_Exercise requirements_
Print out each record below, unaltered and complete, without its images.

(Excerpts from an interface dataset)
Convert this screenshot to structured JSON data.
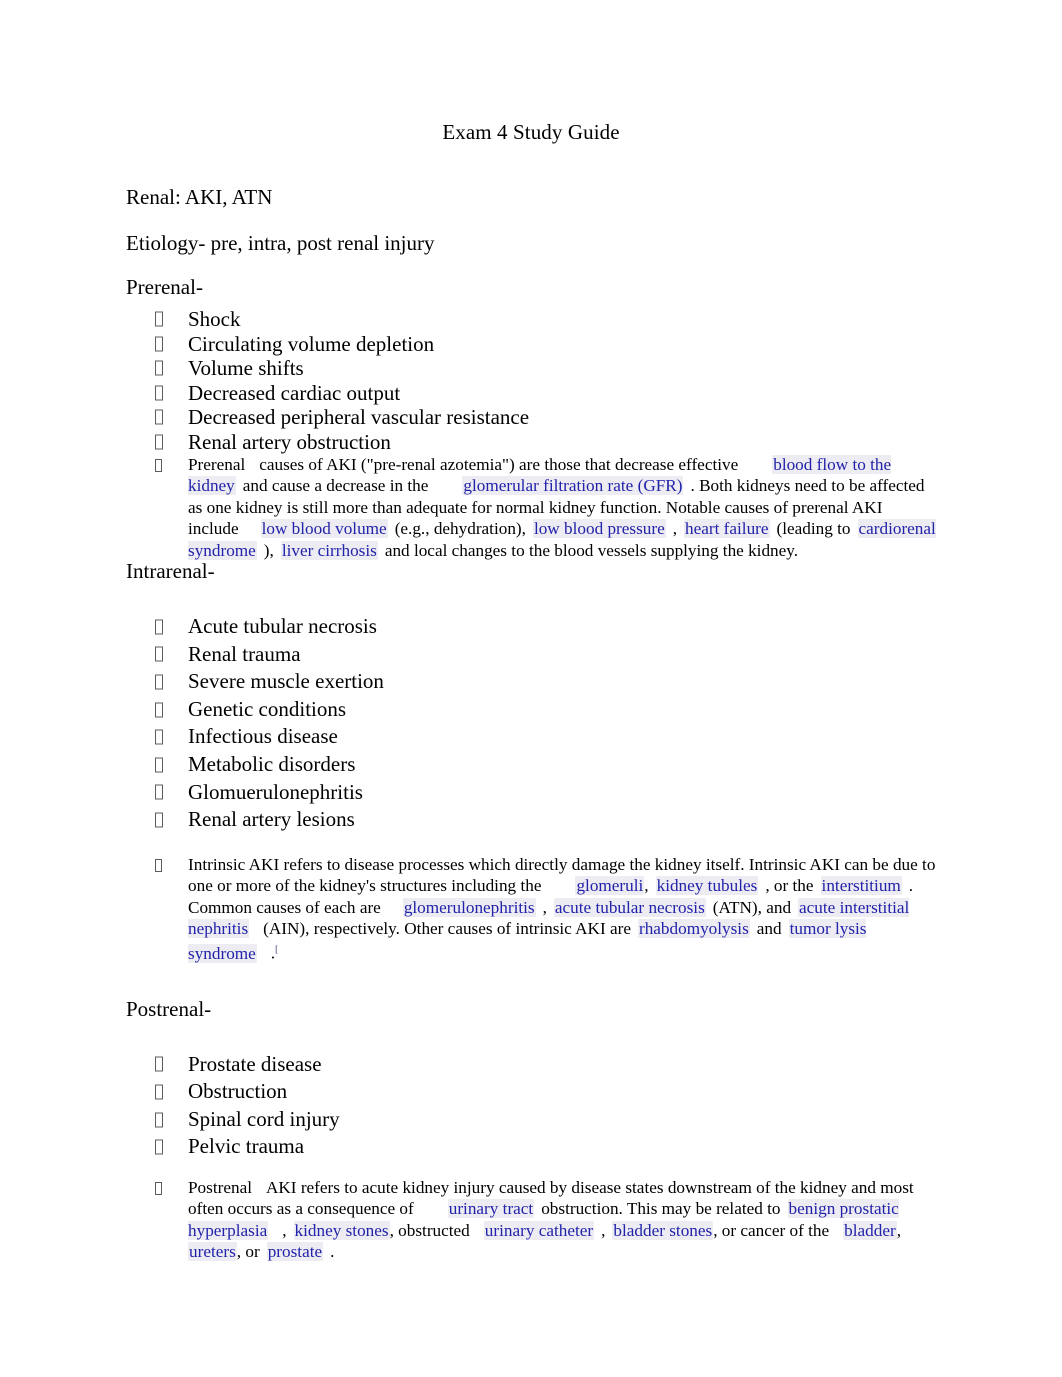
{
  "document": {
    "title": "Exam 4 Study Guide",
    "headings": {
      "topic": "Renal: AKI, ATN",
      "etiology": "Etiology- pre, intra, post renal injury",
      "prerenal": "Prerenal-",
      "intrarenal": "Intrarenal-",
      "postrenal": "Postrenal-"
    },
    "prerenal_list": [
      "Shock",
      "Circulating volume depletion",
      "Volume shifts",
      "Decreased cardiac output",
      "Decreased peripheral vascular resistance",
      "Renal artery obstruction"
    ],
    "prerenal_note": {
      "t1": "Prerenal",
      "t2": "causes of AKI (\"pre-renal azotemia\") are those that decrease effective",
      "link1": "blood flow to the kidney",
      "t3": "and cause a decrease in the",
      "link2": "glomerular filtration rate (GFR)",
      "t4": ". Both kidneys need to be affected as one kidney is still more than adequate for normal kidney function. Notable causes of prerenal AKI include",
      "link3": "low blood volume",
      "t5": "(e.g., dehydration),",
      "link4": "low blood pressure",
      "t6": ",",
      "link5": "heart failure",
      "t7": "(leading to",
      "link6": "cardiorenal syndrome",
      "t8": "),",
      "link7": "liver cirrhosis",
      "t9": "and local changes to the blood vessels supplying the kidney."
    },
    "intrarenal_list": [
      "Acute tubular necrosis",
      "Renal trauma",
      "Severe muscle exertion",
      "Genetic conditions",
      "Infectious disease",
      "Metabolic disorders",
      "Glomuerulonephritis",
      "Renal artery lesions"
    ],
    "intrarenal_note": {
      "t1": "Intrinsic AKI refers to disease processes which directly damage the kidney itself. Intrinsic AKI can be due to one or more of the kidney's structures including the",
      "link1": "glomeruli",
      "t2": ",",
      "link2": "kidney tubules",
      "t3": ", or the",
      "link3": "interstitium",
      "t4": ". Common causes of each are",
      "link4": "glomerulonephritis",
      "t5": ",",
      "link5": "acute tubular necrosis",
      "t6": "(ATN), and",
      "link6": "acute interstitial nephritis",
      "t7": "(AIN), respectively. Other causes of intrinsic AKI are",
      "link7": "rhabdomyolysis",
      "t8": "and",
      "link8": "tumor lysis syndrome",
      "t9": ".",
      "artifact": "["
    },
    "postrenal_list": [
      "Prostate disease",
      "Obstruction",
      "Spinal cord injury",
      "Pelvic trauma"
    ],
    "postrenal_note": {
      "t1": "Postrenal",
      "t2": "AKI refers to acute kidney injury caused by disease states downstream of the kidney and most often occurs as a consequence of",
      "link1": "urinary tract",
      "t3": "obstruction. This may be related to",
      "link2": "benign prostatic hyperplasia",
      "t4": ",",
      "link3": "kidney stones",
      "t5": ", obstructed",
      "link4": "urinary catheter",
      "t6": ",",
      "link5": "bladder stones",
      "t7": ", or cancer of the",
      "link6": "bladder",
      "t8": ",",
      "link7": "ureters",
      "t9": ", or",
      "link8": "prostate",
      "t10": "."
    },
    "colors": {
      "link": "#2222aa",
      "text": "#000000",
      "highlight": "#dedce8",
      "background": "#ffffff"
    }
  }
}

_Response for this exercise_
Convert this screenshot to structured JSON data.
{
  "document": {
    "title": "Exam 4 Study Guide",
    "headings": {
      "topic": "Renal: AKI, ATN",
      "etiology": "Etiology- pre, intra, post renal injury",
      "prerenal": "Prerenal-",
      "intrarenal": "Intrarenal-",
      "postrenal": "Postrenal-"
    },
    "prerenal_list": [
      "Shock",
      "Circulating volume depletion",
      "Volume shifts",
      "Decreased cardiac output",
      "Decreased peripheral vascular resistance",
      "Renal artery obstruction"
    ],
    "prerenal_note": {
      "t1": "Prerenal",
      "t2": "causes of AKI (\"pre-renal azotemia\") are those that decrease effective",
      "link1": "blood flow to the kidney",
      "t3": "and cause a decrease in the",
      "link2": "glomerular filtration rate (GFR)",
      "t4": ". Both kidneys need to be affected as one kidney is still more than adequate for normal kidney function. Notable causes of prerenal AKI include",
      "link3": "low blood volume",
      "t5": "(e.g., dehydration),",
      "link4": "low blood pressure",
      "t6": ",",
      "link5": "heart failure",
      "t7": "(leading to",
      "link6": "cardiorenal syndrome",
      "t8": "),",
      "link7": "liver cirrhosis",
      "t9": "and local changes to the blood vessels supplying the kidney."
    },
    "intrarenal_list": [
      "Acute tubular necrosis",
      "Renal trauma",
      "Severe muscle exertion",
      "Genetic conditions",
      "Infectious disease",
      "Metabolic disorders",
      "Glomuerulonephritis",
      "Renal artery lesions"
    ],
    "intrarenal_note": {
      "t1": "Intrinsic AKI refers to disease processes which directly damage the kidney itself. Intrinsic AKI can be due to one or more of the kidney's structures including the",
      "link1": "glomeruli",
      "t2": ",",
      "link2": "kidney tubules",
      "t3": ", or the",
      "link3": "interstitium",
      "t4": ". Common causes of each are",
      "link4": "glomerulonephritis",
      "t5": ",",
      "link5": "acute tubular necrosis",
      "t6": "(ATN), and",
      "link6": "acute interstitial nephritis",
      "t7": "(AIN), respectively. Other causes of intrinsic AKI are",
      "link7": "rhabdomyolysis",
      "t8": "and",
      "link8": "tumor lysis syndrome",
      "t9": ".",
      "artifact": "["
    },
    "postrenal_list": [
      "Prostate disease",
      "Obstruction",
      "Spinal cord injury",
      "Pelvic trauma"
    ],
    "postrenal_note": {
      "t1": "Postrenal",
      "t2": "AKI refers to acute kidney injury caused by disease states downstream of the kidney and most often occurs as a consequence of",
      "link1": "urinary tract",
      "t3": "obstruction. This may be related to",
      "link2": "benign prostatic hyperplasia",
      "t4": ",",
      "link3": "kidney stones",
      "t5": ", obstructed",
      "link4": "urinary catheter",
      "t6": ",",
      "link5": "bladder stones",
      "t7": ", or cancer of the",
      "link6": "bladder",
      "t8": ",",
      "link7": "ureters",
      "t9": ", or",
      "link8": "prostate",
      "t10": "."
    },
    "colors": {
      "link": "#2222aa",
      "text": "#000000",
      "highlight": "#dedce8",
      "background": "#ffffff"
    }
  }
}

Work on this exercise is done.